──────── DATASET EXCERPTS ────────
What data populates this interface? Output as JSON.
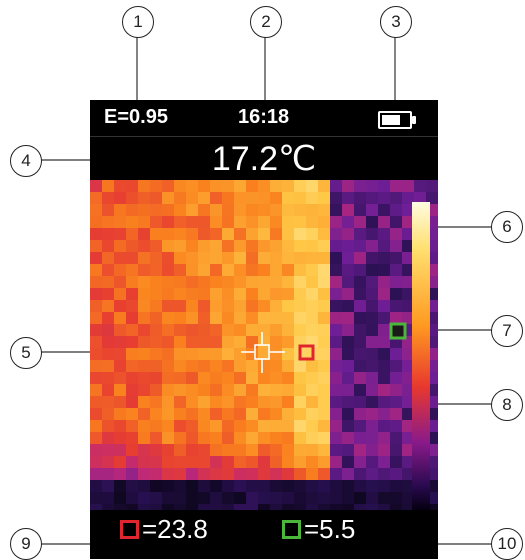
{
  "status_bar": {
    "emissivity": "E=0.95",
    "time": "16:18",
    "battery_icon": "battery-icon"
  },
  "center_temperature": "17.2℃",
  "bottom_bar": {
    "max_value": "=23.8",
    "min_value": "=5.5",
    "max_color": "#e0262c",
    "min_color": "#4cb53b"
  },
  "callouts": [
    "1",
    "2",
    "3",
    "4",
    "5",
    "6",
    "7",
    "8",
    "9",
    "10"
  ]
}
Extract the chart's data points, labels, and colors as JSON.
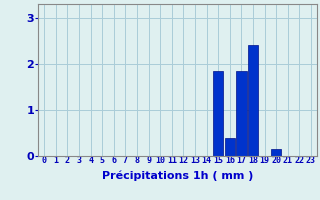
────────
* _GIVEN EXERCISE_:
Quote all of the entries word for word, omitting any pictures.

* _SOLUTION FOR THIS TASK_:
What data populates this interface? Output as JSON.
{
  "status_bar": {
    "emissivity": "E=0.95",
    "time": "16:18",
    "battery_icon": "battery-icon"
  },
  "center_temperature": "17.2℃",
  "bottom_bar": {
    "max_value": "=23.8",
    "min_value": "=5.5",
    "max_color": "#e0262c",
    "min_color": "#4cb53b"
  },
  "callouts": [
    "1",
    "2",
    "3",
    "4",
    "5",
    "6",
    "7",
    "8",
    "9",
    "10"
  ]
}
Extract the chart's data points, labels, and colors as JSON.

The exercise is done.